Rows from a dataset:
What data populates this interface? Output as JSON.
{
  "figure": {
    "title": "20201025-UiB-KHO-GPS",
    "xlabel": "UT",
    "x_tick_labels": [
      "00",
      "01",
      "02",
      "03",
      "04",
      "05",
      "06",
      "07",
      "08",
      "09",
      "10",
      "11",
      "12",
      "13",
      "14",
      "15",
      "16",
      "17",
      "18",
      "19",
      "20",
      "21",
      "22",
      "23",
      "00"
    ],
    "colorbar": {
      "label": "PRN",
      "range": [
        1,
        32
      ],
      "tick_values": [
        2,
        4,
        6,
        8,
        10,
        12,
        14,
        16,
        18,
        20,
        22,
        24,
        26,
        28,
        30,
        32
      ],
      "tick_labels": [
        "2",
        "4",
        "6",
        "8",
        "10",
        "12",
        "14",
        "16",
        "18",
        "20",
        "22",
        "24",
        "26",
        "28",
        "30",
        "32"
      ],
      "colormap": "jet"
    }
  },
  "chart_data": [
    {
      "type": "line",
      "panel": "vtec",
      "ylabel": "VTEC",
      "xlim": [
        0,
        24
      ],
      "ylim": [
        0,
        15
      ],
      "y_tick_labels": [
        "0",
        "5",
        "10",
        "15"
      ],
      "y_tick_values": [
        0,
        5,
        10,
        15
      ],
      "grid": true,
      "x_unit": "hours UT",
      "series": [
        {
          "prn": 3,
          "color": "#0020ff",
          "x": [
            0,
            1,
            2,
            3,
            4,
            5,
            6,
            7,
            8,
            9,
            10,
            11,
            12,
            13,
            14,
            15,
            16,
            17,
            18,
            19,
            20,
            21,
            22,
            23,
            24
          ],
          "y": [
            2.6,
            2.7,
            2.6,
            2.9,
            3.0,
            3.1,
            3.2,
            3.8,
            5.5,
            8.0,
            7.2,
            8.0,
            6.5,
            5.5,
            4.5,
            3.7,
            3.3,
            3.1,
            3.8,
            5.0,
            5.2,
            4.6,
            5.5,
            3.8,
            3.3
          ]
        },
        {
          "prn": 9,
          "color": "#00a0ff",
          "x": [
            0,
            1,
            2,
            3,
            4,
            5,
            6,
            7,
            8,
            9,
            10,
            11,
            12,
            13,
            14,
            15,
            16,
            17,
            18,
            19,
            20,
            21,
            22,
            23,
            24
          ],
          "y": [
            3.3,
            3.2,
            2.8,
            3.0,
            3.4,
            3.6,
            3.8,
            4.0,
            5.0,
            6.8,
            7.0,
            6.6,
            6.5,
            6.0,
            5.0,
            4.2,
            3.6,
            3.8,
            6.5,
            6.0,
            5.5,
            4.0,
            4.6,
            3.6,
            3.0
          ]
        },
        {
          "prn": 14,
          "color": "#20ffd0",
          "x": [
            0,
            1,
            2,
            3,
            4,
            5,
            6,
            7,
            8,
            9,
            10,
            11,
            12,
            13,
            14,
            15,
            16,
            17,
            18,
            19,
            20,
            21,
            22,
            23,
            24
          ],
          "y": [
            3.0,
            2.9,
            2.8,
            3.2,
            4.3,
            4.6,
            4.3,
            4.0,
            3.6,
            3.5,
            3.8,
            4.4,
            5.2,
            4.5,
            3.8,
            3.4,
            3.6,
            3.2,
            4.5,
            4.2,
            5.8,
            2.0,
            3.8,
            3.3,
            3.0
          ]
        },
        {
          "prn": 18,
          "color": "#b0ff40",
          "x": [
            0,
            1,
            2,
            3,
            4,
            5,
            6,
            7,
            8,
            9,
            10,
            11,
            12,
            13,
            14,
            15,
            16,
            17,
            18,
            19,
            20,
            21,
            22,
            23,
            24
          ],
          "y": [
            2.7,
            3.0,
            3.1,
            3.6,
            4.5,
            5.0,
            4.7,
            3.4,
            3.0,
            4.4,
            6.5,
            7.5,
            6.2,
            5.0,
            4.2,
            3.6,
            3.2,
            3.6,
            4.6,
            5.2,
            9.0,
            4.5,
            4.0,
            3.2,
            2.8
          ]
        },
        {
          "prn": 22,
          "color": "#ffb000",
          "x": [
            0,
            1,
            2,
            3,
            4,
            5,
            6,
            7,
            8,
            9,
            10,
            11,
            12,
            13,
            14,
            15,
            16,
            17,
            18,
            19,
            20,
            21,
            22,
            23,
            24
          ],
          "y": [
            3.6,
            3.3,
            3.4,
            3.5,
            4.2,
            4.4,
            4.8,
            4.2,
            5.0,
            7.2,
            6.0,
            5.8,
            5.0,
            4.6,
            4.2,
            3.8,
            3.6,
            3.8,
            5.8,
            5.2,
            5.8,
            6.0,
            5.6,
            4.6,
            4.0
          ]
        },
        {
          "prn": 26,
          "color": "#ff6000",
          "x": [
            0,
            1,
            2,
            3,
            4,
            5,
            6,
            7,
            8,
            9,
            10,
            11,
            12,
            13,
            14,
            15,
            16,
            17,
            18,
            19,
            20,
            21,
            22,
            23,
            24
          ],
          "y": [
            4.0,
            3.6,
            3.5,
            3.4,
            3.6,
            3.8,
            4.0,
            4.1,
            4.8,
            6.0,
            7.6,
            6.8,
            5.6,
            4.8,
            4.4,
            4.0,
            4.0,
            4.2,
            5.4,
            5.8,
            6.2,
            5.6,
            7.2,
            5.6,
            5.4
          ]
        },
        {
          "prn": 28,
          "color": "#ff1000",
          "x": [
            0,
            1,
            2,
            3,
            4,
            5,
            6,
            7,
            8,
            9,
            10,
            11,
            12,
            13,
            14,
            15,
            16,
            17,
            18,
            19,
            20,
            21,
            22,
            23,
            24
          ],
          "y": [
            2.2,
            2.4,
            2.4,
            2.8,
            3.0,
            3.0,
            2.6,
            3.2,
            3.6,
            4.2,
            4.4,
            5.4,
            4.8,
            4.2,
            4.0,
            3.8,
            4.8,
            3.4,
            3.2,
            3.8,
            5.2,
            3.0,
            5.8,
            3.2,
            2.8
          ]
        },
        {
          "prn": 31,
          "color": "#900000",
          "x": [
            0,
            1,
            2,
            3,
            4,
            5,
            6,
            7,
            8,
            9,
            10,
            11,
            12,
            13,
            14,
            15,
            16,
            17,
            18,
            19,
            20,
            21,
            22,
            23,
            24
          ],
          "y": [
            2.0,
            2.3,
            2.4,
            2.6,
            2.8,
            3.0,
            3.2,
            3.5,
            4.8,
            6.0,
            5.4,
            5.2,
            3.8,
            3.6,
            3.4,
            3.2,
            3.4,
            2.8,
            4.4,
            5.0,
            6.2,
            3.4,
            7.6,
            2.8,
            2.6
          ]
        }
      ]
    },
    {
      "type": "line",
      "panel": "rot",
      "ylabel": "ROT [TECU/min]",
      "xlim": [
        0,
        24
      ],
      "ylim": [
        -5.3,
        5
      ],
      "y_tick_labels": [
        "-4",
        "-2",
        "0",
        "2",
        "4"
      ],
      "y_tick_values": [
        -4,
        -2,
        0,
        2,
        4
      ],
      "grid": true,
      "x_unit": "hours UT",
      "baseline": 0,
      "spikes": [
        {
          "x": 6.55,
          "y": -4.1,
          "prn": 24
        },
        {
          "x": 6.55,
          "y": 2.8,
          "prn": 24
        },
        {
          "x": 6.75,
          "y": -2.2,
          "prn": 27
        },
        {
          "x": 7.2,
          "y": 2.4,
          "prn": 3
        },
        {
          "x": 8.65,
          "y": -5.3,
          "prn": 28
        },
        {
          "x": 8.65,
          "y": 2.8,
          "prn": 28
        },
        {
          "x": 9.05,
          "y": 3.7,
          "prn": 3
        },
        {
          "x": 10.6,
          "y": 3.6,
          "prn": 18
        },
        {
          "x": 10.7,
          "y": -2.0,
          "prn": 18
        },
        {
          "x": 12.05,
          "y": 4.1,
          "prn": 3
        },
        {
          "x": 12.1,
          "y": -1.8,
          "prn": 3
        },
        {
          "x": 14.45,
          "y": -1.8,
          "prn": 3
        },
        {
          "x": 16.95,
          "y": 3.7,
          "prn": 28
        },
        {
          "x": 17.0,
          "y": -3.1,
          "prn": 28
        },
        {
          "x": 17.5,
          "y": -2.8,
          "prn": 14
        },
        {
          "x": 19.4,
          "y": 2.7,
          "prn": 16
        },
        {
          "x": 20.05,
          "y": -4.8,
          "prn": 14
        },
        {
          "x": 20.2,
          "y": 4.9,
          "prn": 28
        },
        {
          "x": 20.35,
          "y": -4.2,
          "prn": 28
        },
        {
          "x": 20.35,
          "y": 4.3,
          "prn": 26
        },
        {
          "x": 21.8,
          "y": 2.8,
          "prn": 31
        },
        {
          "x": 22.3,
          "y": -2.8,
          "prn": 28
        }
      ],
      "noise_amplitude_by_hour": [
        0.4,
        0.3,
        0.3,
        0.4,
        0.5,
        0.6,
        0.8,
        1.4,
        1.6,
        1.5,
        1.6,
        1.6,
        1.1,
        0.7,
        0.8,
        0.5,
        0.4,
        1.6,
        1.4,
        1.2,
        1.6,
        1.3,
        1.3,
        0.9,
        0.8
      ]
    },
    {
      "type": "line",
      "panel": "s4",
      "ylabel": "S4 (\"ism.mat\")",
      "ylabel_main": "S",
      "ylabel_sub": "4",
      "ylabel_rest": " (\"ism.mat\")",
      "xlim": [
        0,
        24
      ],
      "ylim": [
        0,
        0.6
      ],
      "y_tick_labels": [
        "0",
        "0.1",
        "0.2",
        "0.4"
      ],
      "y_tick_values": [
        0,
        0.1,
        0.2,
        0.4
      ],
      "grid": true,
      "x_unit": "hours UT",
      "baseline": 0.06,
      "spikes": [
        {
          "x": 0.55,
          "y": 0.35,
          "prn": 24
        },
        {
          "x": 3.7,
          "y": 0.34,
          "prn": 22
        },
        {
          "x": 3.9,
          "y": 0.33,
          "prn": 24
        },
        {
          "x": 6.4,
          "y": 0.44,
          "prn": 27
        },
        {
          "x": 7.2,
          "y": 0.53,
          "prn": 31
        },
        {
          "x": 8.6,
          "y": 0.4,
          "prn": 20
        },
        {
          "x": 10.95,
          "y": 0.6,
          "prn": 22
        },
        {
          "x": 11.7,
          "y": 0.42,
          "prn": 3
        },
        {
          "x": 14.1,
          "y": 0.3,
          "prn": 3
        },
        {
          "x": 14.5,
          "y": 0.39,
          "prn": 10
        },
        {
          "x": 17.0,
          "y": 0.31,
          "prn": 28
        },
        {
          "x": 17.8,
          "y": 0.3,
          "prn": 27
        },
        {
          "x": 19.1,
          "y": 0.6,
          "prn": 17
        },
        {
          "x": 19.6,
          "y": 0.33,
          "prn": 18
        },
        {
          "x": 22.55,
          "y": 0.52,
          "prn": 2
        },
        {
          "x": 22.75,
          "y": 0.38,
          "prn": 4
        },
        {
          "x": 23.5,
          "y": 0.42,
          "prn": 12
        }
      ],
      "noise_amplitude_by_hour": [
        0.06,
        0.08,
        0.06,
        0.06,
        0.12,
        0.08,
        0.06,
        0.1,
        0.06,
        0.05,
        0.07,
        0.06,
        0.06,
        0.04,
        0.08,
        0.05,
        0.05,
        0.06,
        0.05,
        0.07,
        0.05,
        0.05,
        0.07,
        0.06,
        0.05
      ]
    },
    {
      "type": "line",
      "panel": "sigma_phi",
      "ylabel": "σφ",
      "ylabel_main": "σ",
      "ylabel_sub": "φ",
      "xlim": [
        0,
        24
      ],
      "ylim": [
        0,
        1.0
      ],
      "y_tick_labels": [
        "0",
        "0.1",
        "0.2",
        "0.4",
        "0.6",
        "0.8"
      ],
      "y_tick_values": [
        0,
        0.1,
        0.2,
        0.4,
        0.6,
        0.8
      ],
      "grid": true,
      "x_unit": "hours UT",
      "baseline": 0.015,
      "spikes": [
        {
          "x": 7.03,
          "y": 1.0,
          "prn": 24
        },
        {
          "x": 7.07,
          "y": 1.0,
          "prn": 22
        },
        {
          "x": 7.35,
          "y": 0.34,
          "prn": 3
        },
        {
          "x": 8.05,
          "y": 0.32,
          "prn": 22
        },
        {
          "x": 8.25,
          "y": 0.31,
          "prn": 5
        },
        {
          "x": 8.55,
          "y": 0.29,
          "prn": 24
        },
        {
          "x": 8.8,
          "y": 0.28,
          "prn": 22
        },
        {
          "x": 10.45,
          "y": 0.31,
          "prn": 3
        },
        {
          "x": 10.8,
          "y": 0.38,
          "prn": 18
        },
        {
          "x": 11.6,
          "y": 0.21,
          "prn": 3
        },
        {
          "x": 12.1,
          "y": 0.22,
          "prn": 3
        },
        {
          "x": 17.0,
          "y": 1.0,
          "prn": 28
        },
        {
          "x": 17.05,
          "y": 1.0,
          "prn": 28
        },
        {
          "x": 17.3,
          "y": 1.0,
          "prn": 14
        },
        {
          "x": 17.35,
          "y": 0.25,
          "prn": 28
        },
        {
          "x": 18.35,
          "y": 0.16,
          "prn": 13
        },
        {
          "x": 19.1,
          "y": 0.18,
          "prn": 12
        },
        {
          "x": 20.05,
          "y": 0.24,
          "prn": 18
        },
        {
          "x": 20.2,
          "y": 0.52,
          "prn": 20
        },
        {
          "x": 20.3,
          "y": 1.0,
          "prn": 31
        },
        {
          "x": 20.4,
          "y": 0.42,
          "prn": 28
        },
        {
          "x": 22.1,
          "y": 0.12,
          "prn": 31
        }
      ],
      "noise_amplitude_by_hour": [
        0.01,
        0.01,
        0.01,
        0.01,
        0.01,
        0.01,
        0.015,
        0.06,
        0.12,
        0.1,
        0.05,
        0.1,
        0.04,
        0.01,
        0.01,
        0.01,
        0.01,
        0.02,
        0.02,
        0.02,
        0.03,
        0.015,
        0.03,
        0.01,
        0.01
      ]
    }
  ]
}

__SHORT PROBLEM__: Gather all lines with the string "baseline" from the data.

__FINAL RESULT__:
      "baseline": 0,
      "baseline": 0.06,
      "baseline": 0.015,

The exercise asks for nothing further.